● **Problem to solve**:
Every line of the material that follows must be printed again exactly.

[Records from a dataset]
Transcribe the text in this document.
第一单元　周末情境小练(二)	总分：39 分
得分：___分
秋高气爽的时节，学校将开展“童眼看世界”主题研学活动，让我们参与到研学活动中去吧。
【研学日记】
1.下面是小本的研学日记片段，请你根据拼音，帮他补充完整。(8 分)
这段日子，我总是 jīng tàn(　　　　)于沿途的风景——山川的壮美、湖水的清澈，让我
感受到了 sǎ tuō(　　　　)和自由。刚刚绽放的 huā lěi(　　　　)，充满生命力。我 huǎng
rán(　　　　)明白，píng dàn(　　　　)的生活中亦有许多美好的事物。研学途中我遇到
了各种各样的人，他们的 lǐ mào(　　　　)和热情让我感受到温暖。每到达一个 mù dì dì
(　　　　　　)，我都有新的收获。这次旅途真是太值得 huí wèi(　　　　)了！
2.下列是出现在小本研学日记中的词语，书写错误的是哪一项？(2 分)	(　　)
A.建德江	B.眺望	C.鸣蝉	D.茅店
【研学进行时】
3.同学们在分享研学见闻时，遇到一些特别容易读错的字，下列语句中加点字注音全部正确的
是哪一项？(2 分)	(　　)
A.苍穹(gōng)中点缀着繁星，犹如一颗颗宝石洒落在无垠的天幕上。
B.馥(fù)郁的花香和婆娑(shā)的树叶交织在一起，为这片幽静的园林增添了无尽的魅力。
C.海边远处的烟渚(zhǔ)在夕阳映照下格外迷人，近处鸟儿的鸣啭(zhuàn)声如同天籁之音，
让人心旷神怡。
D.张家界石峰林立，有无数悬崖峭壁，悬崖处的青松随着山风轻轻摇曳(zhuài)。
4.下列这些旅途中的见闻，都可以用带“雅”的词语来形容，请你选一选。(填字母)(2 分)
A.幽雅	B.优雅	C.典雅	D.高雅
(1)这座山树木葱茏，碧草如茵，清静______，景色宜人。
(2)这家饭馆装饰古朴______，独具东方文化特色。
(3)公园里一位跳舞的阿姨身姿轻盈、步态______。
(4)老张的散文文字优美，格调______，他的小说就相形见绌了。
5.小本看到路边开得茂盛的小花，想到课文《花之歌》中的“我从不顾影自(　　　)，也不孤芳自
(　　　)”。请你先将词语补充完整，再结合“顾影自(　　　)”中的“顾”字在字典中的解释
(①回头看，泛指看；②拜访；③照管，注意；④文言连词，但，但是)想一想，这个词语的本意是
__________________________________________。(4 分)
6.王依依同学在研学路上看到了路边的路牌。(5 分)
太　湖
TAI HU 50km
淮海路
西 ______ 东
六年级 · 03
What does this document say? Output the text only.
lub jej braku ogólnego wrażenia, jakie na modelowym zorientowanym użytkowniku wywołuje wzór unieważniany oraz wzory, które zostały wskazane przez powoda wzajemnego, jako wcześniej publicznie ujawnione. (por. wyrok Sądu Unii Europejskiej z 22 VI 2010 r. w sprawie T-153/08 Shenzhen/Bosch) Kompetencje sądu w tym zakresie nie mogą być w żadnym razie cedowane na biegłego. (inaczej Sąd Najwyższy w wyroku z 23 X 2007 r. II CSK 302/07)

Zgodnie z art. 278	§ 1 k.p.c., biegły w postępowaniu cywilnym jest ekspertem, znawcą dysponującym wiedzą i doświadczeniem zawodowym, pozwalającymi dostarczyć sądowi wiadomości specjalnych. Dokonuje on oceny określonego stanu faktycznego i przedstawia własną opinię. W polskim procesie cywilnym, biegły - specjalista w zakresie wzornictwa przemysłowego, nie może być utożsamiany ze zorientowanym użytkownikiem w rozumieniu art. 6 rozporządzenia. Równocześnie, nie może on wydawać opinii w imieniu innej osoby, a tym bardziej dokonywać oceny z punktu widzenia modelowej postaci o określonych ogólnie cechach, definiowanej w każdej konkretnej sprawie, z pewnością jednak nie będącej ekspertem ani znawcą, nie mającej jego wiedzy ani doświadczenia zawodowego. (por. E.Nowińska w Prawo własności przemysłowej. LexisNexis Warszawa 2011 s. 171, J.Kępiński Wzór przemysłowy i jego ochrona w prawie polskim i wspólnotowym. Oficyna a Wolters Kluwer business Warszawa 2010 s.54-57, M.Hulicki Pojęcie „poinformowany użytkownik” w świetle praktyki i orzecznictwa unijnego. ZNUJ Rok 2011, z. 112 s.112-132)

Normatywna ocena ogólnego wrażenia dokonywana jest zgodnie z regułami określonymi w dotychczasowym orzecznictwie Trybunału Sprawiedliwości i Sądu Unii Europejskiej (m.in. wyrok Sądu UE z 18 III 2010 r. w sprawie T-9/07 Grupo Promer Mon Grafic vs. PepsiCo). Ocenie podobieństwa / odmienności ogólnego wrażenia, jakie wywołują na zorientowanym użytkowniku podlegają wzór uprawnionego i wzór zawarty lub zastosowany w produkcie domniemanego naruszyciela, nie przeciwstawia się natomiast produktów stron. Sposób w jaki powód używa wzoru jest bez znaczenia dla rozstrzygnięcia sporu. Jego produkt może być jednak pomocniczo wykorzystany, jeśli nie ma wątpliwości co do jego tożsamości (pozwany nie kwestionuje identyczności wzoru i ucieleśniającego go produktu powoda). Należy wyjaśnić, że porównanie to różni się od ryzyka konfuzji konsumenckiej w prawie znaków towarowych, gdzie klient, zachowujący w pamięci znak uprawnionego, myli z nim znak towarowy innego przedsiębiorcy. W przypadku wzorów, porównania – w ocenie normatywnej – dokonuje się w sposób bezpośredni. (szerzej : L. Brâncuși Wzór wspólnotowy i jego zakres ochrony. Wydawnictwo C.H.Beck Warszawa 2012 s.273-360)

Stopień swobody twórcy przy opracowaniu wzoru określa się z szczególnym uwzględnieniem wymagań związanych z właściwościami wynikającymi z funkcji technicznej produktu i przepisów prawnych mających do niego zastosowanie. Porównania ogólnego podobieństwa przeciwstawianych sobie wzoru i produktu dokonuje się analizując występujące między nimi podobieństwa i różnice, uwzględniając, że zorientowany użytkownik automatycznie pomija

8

● **Full output**:
Transcribe the text in this document.
第一单元　周末情境小练(二)	总分：39 分
得分：___分
秋高气爽的时节，学校将开展“童眼看世界”主题研学活动，让我们参与到研学活动中去吧。
【研学日记】
1.下面是小本的研学日记片段，请你根据拼音，帮他补充完整。(8 分)
这段日子，我总是 jīng tàn(　　　　)于沿途的风景——山川的壮美、湖水的清澈，让我
感受到了 sǎ tuō(　　　　)和自由。刚刚绽放的 huā lěi(　　　　)，充满生命力。我 huǎng
rán(　　　　)明白，píng dàn(　　　　)的生活中亦有许多美好的事物。研学途中我遇到
了各种各样的人，他们的 lǐ mào(　　　　)和热情让我感受到温暖。每到达一个 mù dì dì
(　　　　　　)，我都有新的收获。这次旅途真是太值得 huí wèi(　　　　)了！
2.下列是出现在小本研学日记中的词语，书写错误的是哪一项？(2 分)	(　　)
A.建德江	B.眺望	C.鸣蝉	D.茅店
【研学进行时】
3.同学们在分享研学见闻时，遇到一些特别容易读错的字，下列语句中加点字注音全部正确的
是哪一项？(2 分)	(　　)
A.苍穹(gōng)中点缀着繁星，犹如一颗颗宝石洒落在无垠的天幕上。
B.馥(fù)郁的花香和婆娑(shā)的树叶交织在一起，为这片幽静的园林增添了无尽的魅力。
C.海边远处的烟渚(zhǔ)在夕阳映照下格外迷人，近处鸟儿的鸣啭(zhuàn)声如同天籁之音，
让人心旷神怡。
D.张家界石峰林立，有无数悬崖峭壁，悬崖处的青松随着山风轻轻摇曳(zhuài)。
4.下列这些旅途中的见闻，都可以用带“雅”的词语来形容，请你选一选。(填字母)(2 分)
A.幽雅	B.优雅	C.典雅	D.高雅
(1)这座山树木葱茏，碧草如茵，清静______，景色宜人。
(2)这家饭馆装饰古朴______，独具东方文化特色。
(3)公园里一位跳舞的阿姨身姿轻盈、步态______。
(4)老张的散文文字优美，格调______，他的小说就相形见绌了。
5.小本看到路边开得茂盛的小花，想到课文《花之歌》中的“我从不顾影自(　　　)，也不孤芳自
(　　　)”。请你先将词语补充完整，再结合“顾影自(　　　)”中的“顾”字在字典中的解释
(①回头看，泛指看；②拜访；③照管，注意；④文言连词，但，但是)想一想，这个词语的本意是
__________________________________________。(4 分)
6.王依依同学在研学路上看到了路边的路牌。(5 分)
太　湖
TAI HU 50km
淮海路
西 ______ 东
六年级 · 03
What does this document say? Output the text only.
lub jej braku ogólnego wrażenia, jakie na modelowym zorientowanym użytkowniku wywołuje wzór unieważniany oraz wzory, które zostały wskazane przez powoda wzajemnego, jako wcześniej publicznie ujawnione. (por. wyrok Sądu Unii Europejskiej z 22 VI 2010 r. w sprawie T-153/08 Shenzhen/Bosch) Kompetencje sądu w tym zakresie nie mogą być w żadnym razie cedowane na biegłego. (inaczej Sąd Najwyższy w wyroku z 23 X 2007 r. II CSK 302/07)

Zgodnie z art. 278	§ 1 k.p.c., biegły w postępowaniu cywilnym jest ekspertem, znawcą dysponującym wiedzą i doświadczeniem zawodowym, pozwalającymi dostarczyć sądowi wiadomości specjalnych. Dokonuje on oceny określonego stanu faktycznego i przedstawia własną opinię. W polskim procesie cywilnym, biegły - specjalista w zakresie wzornictwa przemysłowego, nie może być utożsamiany ze zorientowanym użytkownikiem w rozumieniu art. 6 rozporządzenia. Równocześnie, nie może on wydawać opinii w imieniu innej osoby, a tym bardziej dokonywać oceny z punktu widzenia modelowej postaci o określonych ogólnie cechach, definiowanej w każdej konkretnej sprawie, z pewnością jednak nie będącej ekspertem ani znawcą, nie mającej jego wiedzy ani doświadczenia zawodowego. (por. E.Nowińska w Prawo własności przemysłowej. LexisNexis Warszawa 2011 s. 171, J.Kępiński Wzór przemysłowy i jego ochrona w prawie polskim i wspólnotowym. Oficyna a Wolters Kluwer business Warszawa 2010 s.54-57, M.Hulicki Pojęcie „poinformowany użytkownik” w świetle praktyki i orzecznictwa unijnego. ZNUJ Rok 2011, z. 112 s.112-132)

Normatywna ocena ogólnego wrażenia dokonywana jest zgodnie z regułami określonymi w dotychczasowym orzecznictwie Trybunału Sprawiedliwości i Sądu Unii Europejskiej (m.in. wyrok Sądu UE z 18 III 2010 r. w sprawie T-9/07 Grupo Promer Mon Grafic vs. PepsiCo). Ocenie podobieństwa / odmienności ogólnego wrażenia, jakie wywołują na zorientowanym użytkowniku podlegają wzór uprawnionego i wzór zawarty lub zastosowany w produkcie domniemanego naruszyciela, nie przeciwstawia się natomiast produktów stron. Sposób w jaki powód używa wzoru jest bez znaczenia dla rozstrzygnięcia sporu. Jego produkt może być jednak pomocniczo wykorzystany, jeśli nie ma wątpliwości co do jego tożsamości (pozwany nie kwestionuje identyczności wzoru i ucieleśniającego go produktu powoda). Należy wyjaśnić, że porównanie to różni się od ryzyka konfuzji konsumenckiej w prawie znaków towarowych, gdzie klient, zachowujący w pamięci znak uprawnionego, myli z nim znak towarowy innego przedsiębiorcy. W przypadku wzorów, porównania – w ocenie normatywnej – dokonuje się w sposób bezpośredni. (szerzej : L. Brâncuși Wzór wspólnotowy i jego zakres ochrony. Wydawnictwo C.H.Beck Warszawa 2012 s.273-360)

Stopień swobody twórcy przy opracowaniu wzoru określa się z szczególnym uwzględnieniem wymagań związanych z właściwościami wynikającymi z funkcji technicznej produktu i przepisów prawnych mających do niego zastosowanie. Porównania ogólnego podobieństwa przeciwstawianych sobie wzoru i produktu dokonuje się analizując występujące między nimi podobieństwa i różnice, uwzględniając, że zorientowany użytkownik automatycznie pomija

8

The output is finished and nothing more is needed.